### TASK:
Write out every entry exactly as given, but omit the pictures.

### DATASET CONTENT:
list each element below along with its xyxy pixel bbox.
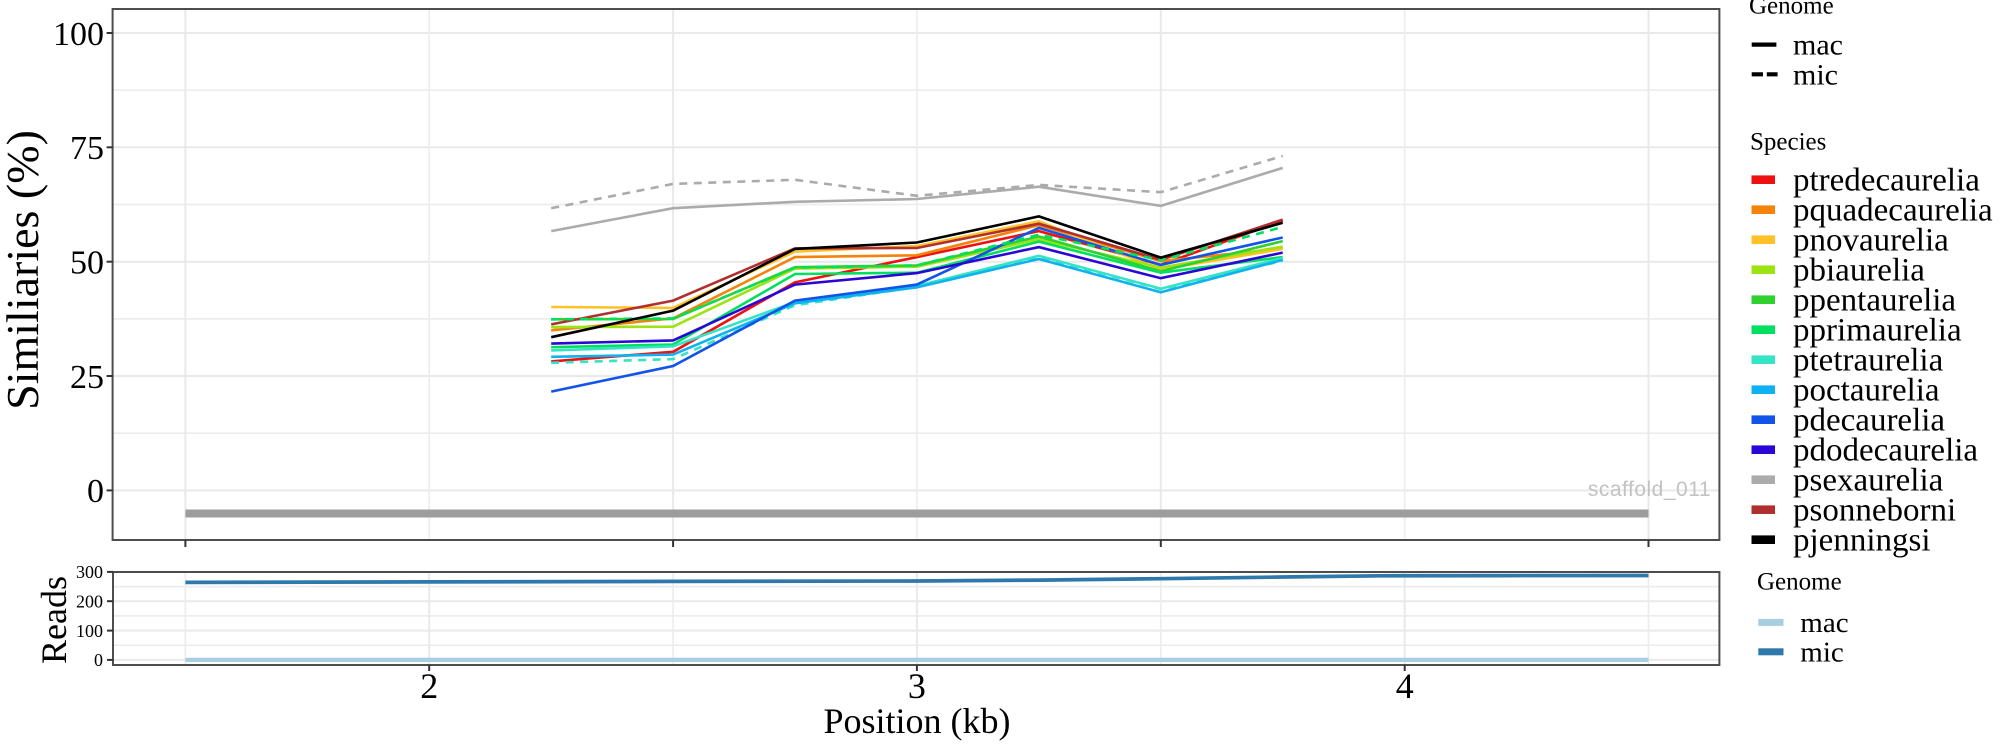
svg-text:pdecaurelia: pdecaurelia [1793,403,1945,439]
svg-text:Genome: Genome [1757,569,1842,596]
svg-text:ppentaurelia: ppentaurelia [1793,283,1956,319]
svg-text:pquadecaurelia: pquadecaurelia [1793,193,1993,229]
svg-text:2: 2 [420,666,438,706]
svg-text:poctaurelia: poctaurelia [1793,373,1940,409]
svg-text:Position (kb): Position (kb) [823,701,1010,741]
svg-text:pjenningsi: pjenningsi [1793,523,1931,559]
svg-text:300: 300 [76,562,103,582]
svg-text:pprimaurelia: pprimaurelia [1793,313,1962,349]
svg-text:75: 75 [70,130,104,167]
svg-text:Similiaries (%): Similiaries (%) [0,130,48,410]
svg-text:0: 0 [94,650,103,670]
svg-text:mac: mac [1793,29,1843,62]
svg-text:25: 25 [70,359,104,396]
svg-text:scaffold_011: scaffold_011 [1588,478,1711,501]
svg-text:ptredecaurelia: ptredecaurelia [1793,163,1980,199]
svg-text:Reads: Reads [34,576,74,664]
svg-text:ptetraurelia: ptetraurelia [1793,343,1944,379]
svg-text:0: 0 [87,473,104,510]
svg-text:mic: mic [1793,58,1838,91]
svg-text:psexaurelia: psexaurelia [1793,463,1944,499]
svg-text:100: 100 [76,621,103,641]
svg-text:100: 100 [53,16,104,53]
svg-text:200: 200 [76,591,103,611]
svg-text:pbiaurelia: pbiaurelia [1793,253,1925,289]
svg-text:pdodecaurelia: pdodecaurelia [1793,433,1978,469]
svg-text:Genome: Genome [1749,0,1834,20]
svg-text:psonneborni: psonneborni [1793,493,1956,529]
svg-text:4: 4 [1396,666,1414,706]
svg-text:Species: Species [1750,129,1826,156]
svg-text:mic: mic [1800,636,1844,668]
svg-text:pnovaurelia: pnovaurelia [1793,223,1949,259]
svg-text:50: 50 [70,245,104,282]
svg-text:3: 3 [908,666,926,706]
svg-text:mac: mac [1800,607,1848,639]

### OUTPUT:
list each element below along with its xyxy pixel bbox.
svg-text:pdecaurelia: pdecaurelia [1793,403,1945,439]
svg-text:Genome: Genome [1757,569,1842,596]
svg-text:ppentaurelia: ppentaurelia [1793,283,1956,319]
svg-text:pquadecaurelia: pquadecaurelia [1793,193,1993,229]
svg-text:2: 2 [420,666,438,706]
svg-text:poctaurelia: poctaurelia [1793,373,1940,409]
svg-text:Position (kb): Position (kb) [823,701,1010,741]
svg-text:pjenningsi: pjenningsi [1793,523,1931,559]
svg-text:300: 300 [76,562,103,582]
svg-text:pprimaurelia: pprimaurelia [1793,313,1962,349]
svg-text:75: 75 [70,130,104,167]
svg-text:Similiaries (%): Similiaries (%) [0,130,48,410]
svg-text:0: 0 [94,650,103,670]
svg-text:mac: mac [1793,29,1843,62]
svg-text:25: 25 [70,359,104,396]
svg-text:scaffold_011: scaffold_011 [1588,478,1711,501]
svg-text:ptredecaurelia: ptredecaurelia [1793,163,1980,199]
svg-text:Reads: Reads [34,576,74,664]
svg-text:ptetraurelia: ptetraurelia [1793,343,1944,379]
svg-text:0: 0 [87,473,104,510]
svg-text:mic: mic [1793,58,1838,91]
svg-text:psexaurelia: psexaurelia [1793,463,1944,499]
svg-text:100: 100 [76,621,103,641]
svg-text:100: 100 [53,16,104,53]
svg-text:200: 200 [76,591,103,611]
svg-text:pbiaurelia: pbiaurelia [1793,253,1925,289]
svg-text:pdodecaurelia: pdodecaurelia [1793,433,1978,469]
svg-text:Genome: Genome [1749,0,1834,20]
svg-text:psonneborni: psonneborni [1793,493,1956,529]
svg-text:4: 4 [1396,666,1414,706]
svg-text:Species: Species [1750,129,1826,156]
svg-text:mic: mic [1800,636,1844,668]
svg-text:pnovaurelia: pnovaurelia [1793,223,1949,259]
svg-text:50: 50 [70,245,104,282]
svg-text:3: 3 [908,666,926,706]
svg-text:mac: mac [1800,607,1848,639]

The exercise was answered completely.